- EXERCISE INSTRUCTIONS
Will you give the material below again, every line exactly as it is?

- DATASET RECORDS
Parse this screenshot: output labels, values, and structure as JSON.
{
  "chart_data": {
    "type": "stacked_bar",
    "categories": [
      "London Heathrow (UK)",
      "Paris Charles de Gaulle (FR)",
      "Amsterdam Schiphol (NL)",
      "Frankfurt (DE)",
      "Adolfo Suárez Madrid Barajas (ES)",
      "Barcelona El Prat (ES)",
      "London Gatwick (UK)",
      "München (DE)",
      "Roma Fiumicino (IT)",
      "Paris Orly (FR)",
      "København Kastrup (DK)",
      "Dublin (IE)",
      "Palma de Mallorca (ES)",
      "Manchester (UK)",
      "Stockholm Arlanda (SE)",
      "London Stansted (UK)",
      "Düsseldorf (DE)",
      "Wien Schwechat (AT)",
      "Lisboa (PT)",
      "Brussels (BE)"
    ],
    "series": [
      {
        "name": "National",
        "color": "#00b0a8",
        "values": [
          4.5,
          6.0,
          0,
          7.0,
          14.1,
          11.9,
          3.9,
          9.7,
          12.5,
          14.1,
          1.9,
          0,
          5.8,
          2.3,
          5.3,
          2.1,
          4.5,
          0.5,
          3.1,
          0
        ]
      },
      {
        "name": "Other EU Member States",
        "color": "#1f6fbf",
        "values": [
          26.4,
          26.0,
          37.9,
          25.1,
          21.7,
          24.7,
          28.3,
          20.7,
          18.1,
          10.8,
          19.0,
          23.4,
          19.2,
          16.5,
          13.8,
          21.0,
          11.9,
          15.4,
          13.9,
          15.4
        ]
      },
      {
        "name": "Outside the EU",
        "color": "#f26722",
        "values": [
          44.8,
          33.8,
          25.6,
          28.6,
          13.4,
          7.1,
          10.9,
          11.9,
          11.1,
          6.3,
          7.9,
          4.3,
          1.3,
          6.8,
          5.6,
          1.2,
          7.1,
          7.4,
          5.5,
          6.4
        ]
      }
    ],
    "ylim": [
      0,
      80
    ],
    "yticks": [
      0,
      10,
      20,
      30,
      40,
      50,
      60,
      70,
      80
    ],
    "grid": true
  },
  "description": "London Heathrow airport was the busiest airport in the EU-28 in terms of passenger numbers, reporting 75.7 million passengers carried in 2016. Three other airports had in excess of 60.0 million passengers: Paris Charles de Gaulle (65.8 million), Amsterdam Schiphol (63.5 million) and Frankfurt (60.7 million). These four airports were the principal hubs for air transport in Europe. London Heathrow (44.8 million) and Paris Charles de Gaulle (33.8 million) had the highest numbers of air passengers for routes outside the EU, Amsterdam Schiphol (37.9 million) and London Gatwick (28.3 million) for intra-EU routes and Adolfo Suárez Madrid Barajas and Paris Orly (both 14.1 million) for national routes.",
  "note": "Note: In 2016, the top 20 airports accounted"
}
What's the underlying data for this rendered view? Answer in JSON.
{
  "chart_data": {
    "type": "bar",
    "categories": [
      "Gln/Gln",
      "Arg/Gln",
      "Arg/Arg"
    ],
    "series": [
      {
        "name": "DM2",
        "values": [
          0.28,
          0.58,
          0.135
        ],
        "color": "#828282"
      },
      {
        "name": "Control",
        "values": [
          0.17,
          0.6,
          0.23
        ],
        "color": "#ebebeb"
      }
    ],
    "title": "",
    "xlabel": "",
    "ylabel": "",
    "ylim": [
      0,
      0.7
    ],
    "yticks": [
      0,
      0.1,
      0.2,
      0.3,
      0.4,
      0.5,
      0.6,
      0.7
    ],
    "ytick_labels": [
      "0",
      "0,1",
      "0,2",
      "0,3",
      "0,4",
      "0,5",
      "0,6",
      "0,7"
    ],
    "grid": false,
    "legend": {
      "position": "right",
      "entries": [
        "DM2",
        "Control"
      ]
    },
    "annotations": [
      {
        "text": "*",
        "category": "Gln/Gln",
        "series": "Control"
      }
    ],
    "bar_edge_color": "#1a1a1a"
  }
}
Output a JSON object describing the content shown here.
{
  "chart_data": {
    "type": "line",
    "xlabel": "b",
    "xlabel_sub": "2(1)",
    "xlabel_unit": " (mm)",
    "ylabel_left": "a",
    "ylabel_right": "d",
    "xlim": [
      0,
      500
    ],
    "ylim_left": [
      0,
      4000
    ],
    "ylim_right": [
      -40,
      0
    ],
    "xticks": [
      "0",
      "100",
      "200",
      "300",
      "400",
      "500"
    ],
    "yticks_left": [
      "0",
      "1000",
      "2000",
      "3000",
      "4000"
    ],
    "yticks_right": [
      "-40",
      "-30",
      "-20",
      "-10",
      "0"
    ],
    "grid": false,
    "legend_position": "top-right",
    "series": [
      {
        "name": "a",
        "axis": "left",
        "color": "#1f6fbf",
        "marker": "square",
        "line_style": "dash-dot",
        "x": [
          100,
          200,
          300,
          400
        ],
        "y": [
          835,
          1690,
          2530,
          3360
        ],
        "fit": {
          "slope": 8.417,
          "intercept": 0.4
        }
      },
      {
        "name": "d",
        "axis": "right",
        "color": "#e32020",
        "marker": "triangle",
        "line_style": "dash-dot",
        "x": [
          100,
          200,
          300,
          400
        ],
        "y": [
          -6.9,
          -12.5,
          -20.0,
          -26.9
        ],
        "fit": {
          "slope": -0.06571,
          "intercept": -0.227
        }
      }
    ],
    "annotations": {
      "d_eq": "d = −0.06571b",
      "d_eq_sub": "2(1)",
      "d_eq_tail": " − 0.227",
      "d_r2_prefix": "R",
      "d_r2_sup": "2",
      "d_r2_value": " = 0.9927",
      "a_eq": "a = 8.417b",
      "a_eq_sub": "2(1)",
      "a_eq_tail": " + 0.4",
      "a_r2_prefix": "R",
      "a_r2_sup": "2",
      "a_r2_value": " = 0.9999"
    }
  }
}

- RESPONSE TO THIS EXERCISE
Parse this screenshot: output labels, values, and structure as JSON.
{
  "chart_data": {
    "type": "stacked_bar",
    "categories": [
      "London Heathrow (UK)",
      "Paris Charles de Gaulle (FR)",
      "Amsterdam Schiphol (NL)",
      "Frankfurt (DE)",
      "Adolfo Suárez Madrid Barajas (ES)",
      "Barcelona El Prat (ES)",
      "London Gatwick (UK)",
      "München (DE)",
      "Roma Fiumicino (IT)",
      "Paris Orly (FR)",
      "København Kastrup (DK)",
      "Dublin (IE)",
      "Palma de Mallorca (ES)",
      "Manchester (UK)",
      "Stockholm Arlanda (SE)",
      "London Stansted (UK)",
      "Düsseldorf (DE)",
      "Wien Schwechat (AT)",
      "Lisboa (PT)",
      "Brussels (BE)"
    ],
    "series": [
      {
        "name": "National",
        "color": "#00b0a8",
        "values": [
          4.5,
          6.0,
          0,
          7.0,
          14.1,
          11.9,
          3.9,
          9.7,
          12.5,
          14.1,
          1.9,
          0,
          5.8,
          2.3,
          5.3,
          2.1,
          4.5,
          0.5,
          3.1,
          0
        ]
      },
      {
        "name": "Other EU Member States",
        "color": "#1f6fbf",
        "values": [
          26.4,
          26.0,
          37.9,
          25.1,
          21.7,
          24.7,
          28.3,
          20.7,
          18.1,
          10.8,
          19.0,
          23.4,
          19.2,
          16.5,
          13.8,
          21.0,
          11.9,
          15.4,
          13.9,
          15.4
        ]
      },
      {
        "name": "Outside the EU",
        "color": "#f26722",
        "values": [
          44.8,
          33.8,
          25.6,
          28.6,
          13.4,
          7.1,
          10.9,
          11.9,
          11.1,
          6.3,
          7.9,
          4.3,
          1.3,
          6.8,
          5.6,
          1.2,
          7.1,
          7.4,
          5.5,
          6.4
        ]
      }
    ],
    "ylim": [
      0,
      80
    ],
    "yticks": [
      0,
      10,
      20,
      30,
      40,
      50,
      60,
      70,
      80
    ],
    "grid": true
  },
  "description": "London Heathrow airport was the busiest airport in the EU-28 in terms of passenger numbers, reporting 75.7 million passengers carried in 2016. Three other airports had in excess of 60.0 million passengers: Paris Charles de Gaulle (65.8 million), Amsterdam Schiphol (63.5 million) and Frankfurt (60.7 million). These four airports were the principal hubs for air transport in Europe. London Heathrow (44.8 million) and Paris Charles de Gaulle (33.8 million) had the highest numbers of air passengers for routes outside the EU, Amsterdam Schiphol (37.9 million) and London Gatwick (28.3 million) for intra-EU routes and Adolfo Suárez Madrid Barajas and Paris Orly (both 14.1 million) for national routes.",
  "note": "Note: In 2016, the top 20 airports accounted"
}
What's the underlying data for this rendered view? Answer in JSON.
{
  "chart_data": {
    "type": "bar",
    "categories": [
      "Gln/Gln",
      "Arg/Gln",
      "Arg/Arg"
    ],
    "series": [
      {
        "name": "DM2",
        "values": [
          0.28,
          0.58,
          0.135
        ],
        "color": "#828282"
      },
      {
        "name": "Control",
        "values": [
          0.17,
          0.6,
          0.23
        ],
        "color": "#ebebeb"
      }
    ],
    "title": "",
    "xlabel": "",
    "ylabel": "",
    "ylim": [
      0,
      0.7
    ],
    "yticks": [
      0,
      0.1,
      0.2,
      0.3,
      0.4,
      0.5,
      0.6,
      0.7
    ],
    "ytick_labels": [
      "0",
      "0,1",
      "0,2",
      "0,3",
      "0,4",
      "0,5",
      "0,6",
      "0,7"
    ],
    "grid": false,
    "legend": {
      "position": "right",
      "entries": [
        "DM2",
        "Control"
      ]
    },
    "annotations": [
      {
        "text": "*",
        "category": "Gln/Gln",
        "series": "Control"
      }
    ],
    "bar_edge_color": "#1a1a1a"
  }
}
Output a JSON object describing the content shown here.
{
  "chart_data": {
    "type": "line",
    "xlabel": "b",
    "xlabel_sub": "2(1)",
    "xlabel_unit": " (mm)",
    "ylabel_left": "a",
    "ylabel_right": "d",
    "xlim": [
      0,
      500
    ],
    "ylim_left": [
      0,
      4000
    ],
    "ylim_right": [
      -40,
      0
    ],
    "xticks": [
      "0",
      "100",
      "200",
      "300",
      "400",
      "500"
    ],
    "yticks_left": [
      "0",
      "1000",
      "2000",
      "3000",
      "4000"
    ],
    "yticks_right": [
      "-40",
      "-30",
      "-20",
      "-10",
      "0"
    ],
    "grid": false,
    "legend_position": "top-right",
    "series": [
      {
        "name": "a",
        "axis": "left",
        "color": "#1f6fbf",
        "marker": "square",
        "line_style": "dash-dot",
        "x": [
          100,
          200,
          300,
          400
        ],
        "y": [
          835,
          1690,
          2530,
          3360
        ],
        "fit": {
          "slope": 8.417,
          "intercept": 0.4
        }
      },
      {
        "name": "d",
        "axis": "right",
        "color": "#e32020",
        "marker": "triangle",
        "line_style": "dash-dot",
        "x": [
          100,
          200,
          300,
          400
        ],
        "y": [
          -6.9,
          -12.5,
          -20.0,
          -26.9
        ],
        "fit": {
          "slope": -0.06571,
          "intercept": -0.227
        }
      }
    ],
    "annotations": {
      "d_eq": "d = −0.06571b",
      "d_eq_sub": "2(1)",
      "d_eq_tail": " − 0.227",
      "d_r2_prefix": "R",
      "d_r2_sup": "2",
      "d_r2_value": " = 0.9927",
      "a_eq": "a = 8.417b",
      "a_eq_sub": "2(1)",
      "a_eq_tail": " + 0.4",
      "a_r2_prefix": "R",
      "a_r2_sup": "2",
      "a_r2_value": " = 0.9999"
    }
  }
}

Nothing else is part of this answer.